(begin)

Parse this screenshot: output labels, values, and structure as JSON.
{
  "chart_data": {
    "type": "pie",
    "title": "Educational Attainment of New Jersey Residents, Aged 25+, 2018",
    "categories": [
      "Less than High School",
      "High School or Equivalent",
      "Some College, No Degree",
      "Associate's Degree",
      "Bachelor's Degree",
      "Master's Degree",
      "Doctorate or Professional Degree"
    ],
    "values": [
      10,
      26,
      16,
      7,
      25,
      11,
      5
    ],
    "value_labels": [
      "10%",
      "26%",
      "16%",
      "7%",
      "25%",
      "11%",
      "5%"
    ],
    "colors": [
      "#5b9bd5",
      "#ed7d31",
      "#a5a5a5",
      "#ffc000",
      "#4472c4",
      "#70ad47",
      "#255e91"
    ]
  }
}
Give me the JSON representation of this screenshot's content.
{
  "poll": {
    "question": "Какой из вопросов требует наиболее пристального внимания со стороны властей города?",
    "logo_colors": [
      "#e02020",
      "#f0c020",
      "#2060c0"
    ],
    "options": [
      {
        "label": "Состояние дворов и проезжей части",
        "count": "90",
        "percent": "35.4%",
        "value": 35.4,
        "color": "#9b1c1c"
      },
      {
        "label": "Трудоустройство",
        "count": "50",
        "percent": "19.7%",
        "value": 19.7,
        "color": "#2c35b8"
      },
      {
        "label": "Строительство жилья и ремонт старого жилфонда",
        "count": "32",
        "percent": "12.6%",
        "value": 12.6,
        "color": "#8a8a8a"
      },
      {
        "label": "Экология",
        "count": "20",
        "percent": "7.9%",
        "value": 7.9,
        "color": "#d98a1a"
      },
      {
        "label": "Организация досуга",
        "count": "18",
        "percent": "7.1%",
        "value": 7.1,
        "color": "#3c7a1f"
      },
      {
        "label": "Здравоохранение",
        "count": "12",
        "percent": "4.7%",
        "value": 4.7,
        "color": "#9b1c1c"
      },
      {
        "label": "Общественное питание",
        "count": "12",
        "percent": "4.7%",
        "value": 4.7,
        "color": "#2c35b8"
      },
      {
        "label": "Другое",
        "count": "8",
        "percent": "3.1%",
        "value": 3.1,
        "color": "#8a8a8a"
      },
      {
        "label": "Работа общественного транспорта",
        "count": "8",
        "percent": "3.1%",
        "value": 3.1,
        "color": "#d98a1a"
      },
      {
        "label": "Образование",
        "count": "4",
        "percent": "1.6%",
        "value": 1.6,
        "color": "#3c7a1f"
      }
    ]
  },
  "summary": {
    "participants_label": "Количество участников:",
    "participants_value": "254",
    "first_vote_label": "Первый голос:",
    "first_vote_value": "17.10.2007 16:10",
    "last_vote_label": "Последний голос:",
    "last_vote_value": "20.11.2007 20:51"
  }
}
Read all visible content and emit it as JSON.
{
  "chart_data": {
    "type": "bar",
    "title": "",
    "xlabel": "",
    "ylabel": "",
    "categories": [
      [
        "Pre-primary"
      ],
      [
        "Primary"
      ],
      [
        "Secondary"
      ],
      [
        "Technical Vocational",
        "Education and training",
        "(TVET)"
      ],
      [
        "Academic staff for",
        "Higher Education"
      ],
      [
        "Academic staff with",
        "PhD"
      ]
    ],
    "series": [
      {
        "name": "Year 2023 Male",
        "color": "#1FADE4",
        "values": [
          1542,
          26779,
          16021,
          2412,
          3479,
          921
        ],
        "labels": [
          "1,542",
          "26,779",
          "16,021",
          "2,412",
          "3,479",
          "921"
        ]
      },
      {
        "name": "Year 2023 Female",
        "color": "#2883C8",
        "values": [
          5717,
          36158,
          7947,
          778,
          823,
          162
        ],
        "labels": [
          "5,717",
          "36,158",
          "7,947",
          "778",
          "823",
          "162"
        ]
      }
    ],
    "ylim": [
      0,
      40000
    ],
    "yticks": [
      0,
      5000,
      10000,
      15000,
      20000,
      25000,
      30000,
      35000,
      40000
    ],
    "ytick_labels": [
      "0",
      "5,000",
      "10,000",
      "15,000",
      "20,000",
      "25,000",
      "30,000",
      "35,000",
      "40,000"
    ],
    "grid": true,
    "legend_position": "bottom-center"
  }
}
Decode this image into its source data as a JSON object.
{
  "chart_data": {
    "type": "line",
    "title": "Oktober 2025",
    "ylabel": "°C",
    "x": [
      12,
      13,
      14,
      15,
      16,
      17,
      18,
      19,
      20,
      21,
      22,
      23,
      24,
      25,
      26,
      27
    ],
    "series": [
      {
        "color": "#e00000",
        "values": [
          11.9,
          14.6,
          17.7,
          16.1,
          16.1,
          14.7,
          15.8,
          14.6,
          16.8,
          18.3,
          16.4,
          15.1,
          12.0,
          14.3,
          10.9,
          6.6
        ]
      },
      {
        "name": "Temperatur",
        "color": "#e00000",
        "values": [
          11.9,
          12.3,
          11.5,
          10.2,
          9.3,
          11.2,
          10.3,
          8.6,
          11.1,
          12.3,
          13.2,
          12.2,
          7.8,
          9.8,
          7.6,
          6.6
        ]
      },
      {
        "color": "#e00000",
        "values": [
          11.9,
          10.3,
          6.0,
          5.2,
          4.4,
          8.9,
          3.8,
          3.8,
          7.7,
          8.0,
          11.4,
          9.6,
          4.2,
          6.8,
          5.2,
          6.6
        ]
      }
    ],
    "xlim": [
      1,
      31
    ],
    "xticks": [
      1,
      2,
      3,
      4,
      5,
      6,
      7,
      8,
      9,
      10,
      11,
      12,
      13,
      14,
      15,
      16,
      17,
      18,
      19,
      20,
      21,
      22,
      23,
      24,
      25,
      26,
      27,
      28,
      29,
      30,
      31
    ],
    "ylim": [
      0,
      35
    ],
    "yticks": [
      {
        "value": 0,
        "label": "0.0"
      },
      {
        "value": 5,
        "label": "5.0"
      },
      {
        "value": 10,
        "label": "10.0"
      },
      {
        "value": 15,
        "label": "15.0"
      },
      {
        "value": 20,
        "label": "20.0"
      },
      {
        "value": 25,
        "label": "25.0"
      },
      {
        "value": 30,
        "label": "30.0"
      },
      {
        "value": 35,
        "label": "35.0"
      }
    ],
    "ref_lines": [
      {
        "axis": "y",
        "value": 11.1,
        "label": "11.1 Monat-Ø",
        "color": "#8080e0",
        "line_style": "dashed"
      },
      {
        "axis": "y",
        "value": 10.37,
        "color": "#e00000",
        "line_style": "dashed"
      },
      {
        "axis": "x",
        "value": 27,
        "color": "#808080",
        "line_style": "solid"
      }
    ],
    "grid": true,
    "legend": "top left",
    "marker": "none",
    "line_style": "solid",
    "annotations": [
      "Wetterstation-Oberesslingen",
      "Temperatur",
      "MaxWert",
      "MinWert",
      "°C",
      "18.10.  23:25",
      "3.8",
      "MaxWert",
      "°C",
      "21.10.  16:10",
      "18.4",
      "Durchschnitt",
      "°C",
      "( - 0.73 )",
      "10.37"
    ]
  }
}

(end)

» **Requirements**
Select the lines from the entries that include the word "staff".

» **The response**
        "Academic staff for",
        "Academic staff with",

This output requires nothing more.